Records
------

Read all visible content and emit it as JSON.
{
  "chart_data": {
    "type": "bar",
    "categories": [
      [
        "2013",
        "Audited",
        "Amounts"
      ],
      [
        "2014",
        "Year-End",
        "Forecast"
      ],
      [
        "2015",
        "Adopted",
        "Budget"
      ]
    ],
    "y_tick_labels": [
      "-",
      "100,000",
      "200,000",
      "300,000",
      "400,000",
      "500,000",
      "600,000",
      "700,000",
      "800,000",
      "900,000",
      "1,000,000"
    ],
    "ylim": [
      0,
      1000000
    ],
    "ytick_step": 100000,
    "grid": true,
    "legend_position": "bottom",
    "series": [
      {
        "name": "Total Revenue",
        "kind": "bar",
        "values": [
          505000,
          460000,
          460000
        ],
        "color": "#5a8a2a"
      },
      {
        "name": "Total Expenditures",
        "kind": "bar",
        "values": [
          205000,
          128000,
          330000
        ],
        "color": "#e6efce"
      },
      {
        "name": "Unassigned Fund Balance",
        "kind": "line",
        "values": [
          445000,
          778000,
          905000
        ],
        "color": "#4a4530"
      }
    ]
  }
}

------

WHAT YOU NEED TO DO
Return all of the data exactly as it reads.

TASK RESPONSE
Read all visible content and emit it as JSON.
{
  "chart_data": {
    "type": "bar",
    "categories": [
      [
        "2013",
        "Audited",
        "Amounts"
      ],
      [
        "2014",
        "Year-End",
        "Forecast"
      ],
      [
        "2015",
        "Adopted",
        "Budget"
      ]
    ],
    "y_tick_labels": [
      "-",
      "100,000",
      "200,000",
      "300,000",
      "400,000",
      "500,000",
      "600,000",
      "700,000",
      "800,000",
      "900,000",
      "1,000,000"
    ],
    "ylim": [
      0,
      1000000
    ],
    "ytick_step": 100000,
    "grid": true,
    "legend_position": "bottom",
    "series": [
      {
        "name": "Total Revenue",
        "kind": "bar",
        "values": [
          505000,
          460000,
          460000
        ],
        "color": "#5a8a2a"
      },
      {
        "name": "Total Expenditures",
        "kind": "bar",
        "values": [
          205000,
          128000,
          330000
        ],
        "color": "#e6efce"
      },
      {
        "name": "Unassigned Fund Balance",
        "kind": "line",
        "values": [
          445000,
          778000,
          905000
        ],
        "color": "#4a4530"
      }
    ]
  }
}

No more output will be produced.